Requirement:
Without altering anything, output the material below.

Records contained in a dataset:
____

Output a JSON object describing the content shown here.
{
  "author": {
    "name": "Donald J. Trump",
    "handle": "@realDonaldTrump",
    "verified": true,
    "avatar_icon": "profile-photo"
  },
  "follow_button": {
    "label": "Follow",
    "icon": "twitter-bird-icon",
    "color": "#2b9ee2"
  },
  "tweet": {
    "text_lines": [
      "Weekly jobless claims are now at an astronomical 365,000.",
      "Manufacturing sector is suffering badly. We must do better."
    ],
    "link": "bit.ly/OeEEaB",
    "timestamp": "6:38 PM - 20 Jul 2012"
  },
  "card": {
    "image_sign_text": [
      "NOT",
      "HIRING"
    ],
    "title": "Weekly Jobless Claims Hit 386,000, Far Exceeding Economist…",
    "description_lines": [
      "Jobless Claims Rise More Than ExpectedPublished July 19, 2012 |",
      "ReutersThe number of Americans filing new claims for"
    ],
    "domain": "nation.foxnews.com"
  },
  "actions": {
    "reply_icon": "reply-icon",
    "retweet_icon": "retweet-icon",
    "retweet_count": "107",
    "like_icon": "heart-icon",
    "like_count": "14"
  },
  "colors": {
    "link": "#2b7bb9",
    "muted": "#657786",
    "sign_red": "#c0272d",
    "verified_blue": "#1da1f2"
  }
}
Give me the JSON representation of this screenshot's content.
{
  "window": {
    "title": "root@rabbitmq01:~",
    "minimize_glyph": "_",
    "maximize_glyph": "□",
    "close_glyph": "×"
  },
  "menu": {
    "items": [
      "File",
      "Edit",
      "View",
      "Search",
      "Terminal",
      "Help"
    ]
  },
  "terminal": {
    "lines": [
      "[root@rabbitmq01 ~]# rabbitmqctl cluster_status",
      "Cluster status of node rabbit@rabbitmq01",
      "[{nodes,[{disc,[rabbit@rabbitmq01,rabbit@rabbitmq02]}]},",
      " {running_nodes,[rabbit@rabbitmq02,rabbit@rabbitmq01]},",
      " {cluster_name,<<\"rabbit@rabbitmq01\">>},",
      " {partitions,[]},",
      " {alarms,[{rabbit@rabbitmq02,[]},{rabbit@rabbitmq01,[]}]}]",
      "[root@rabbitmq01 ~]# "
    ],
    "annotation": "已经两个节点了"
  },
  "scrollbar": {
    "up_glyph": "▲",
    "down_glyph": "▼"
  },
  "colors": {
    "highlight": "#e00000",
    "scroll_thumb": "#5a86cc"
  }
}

____

Written solution:
Output a JSON object describing the content shown here.
{
  "author": {
    "name": "Donald J. Trump",
    "handle": "@realDonaldTrump",
    "verified": true,
    "avatar_icon": "profile-photo"
  },
  "follow_button": {
    "label": "Follow",
    "icon": "twitter-bird-icon",
    "color": "#2b9ee2"
  },
  "tweet": {
    "text_lines": [
      "Weekly jobless claims are now at an astronomical 365,000.",
      "Manufacturing sector is suffering badly. We must do better."
    ],
    "link": "bit.ly/OeEEaB",
    "timestamp": "6:38 PM - 20 Jul 2012"
  },
  "card": {
    "image_sign_text": [
      "NOT",
      "HIRING"
    ],
    "title": "Weekly Jobless Claims Hit 386,000, Far Exceeding Economist…",
    "description_lines": [
      "Jobless Claims Rise More Than ExpectedPublished July 19, 2012 |",
      "ReutersThe number of Americans filing new claims for"
    ],
    "domain": "nation.foxnews.com"
  },
  "actions": {
    "reply_icon": "reply-icon",
    "retweet_icon": "retweet-icon",
    "retweet_count": "107",
    "like_icon": "heart-icon",
    "like_count": "14"
  },
  "colors": {
    "link": "#2b7bb9",
    "muted": "#657786",
    "sign_red": "#c0272d",
    "verified_blue": "#1da1f2"
  }
}
Give me the JSON representation of this screenshot's content.
{
  "window": {
    "title": "root@rabbitmq01:~",
    "minimize_glyph": "_",
    "maximize_glyph": "□",
    "close_glyph": "×"
  },
  "menu": {
    "items": [
      "File",
      "Edit",
      "View",
      "Search",
      "Terminal",
      "Help"
    ]
  },
  "terminal": {
    "lines": [
      "[root@rabbitmq01 ~]# rabbitmqctl cluster_status",
      "Cluster status of node rabbit@rabbitmq01",
      "[{nodes,[{disc,[rabbit@rabbitmq01,rabbit@rabbitmq02]}]},",
      " {running_nodes,[rabbit@rabbitmq02,rabbit@rabbitmq01]},",
      " {cluster_name,<<\"rabbit@rabbitmq01\">>},",
      " {partitions,[]},",
      " {alarms,[{rabbit@rabbitmq02,[]},{rabbit@rabbitmq01,[]}]}]",
      "[root@rabbitmq01 ~]# "
    ],
    "annotation": "已经两个节点了"
  },
  "scrollbar": {
    "up_glyph": "▲",
    "down_glyph": "▼"
  },
  "colors": {
    "highlight": "#e00000",
    "scroll_thumb": "#5a86cc"
  }
}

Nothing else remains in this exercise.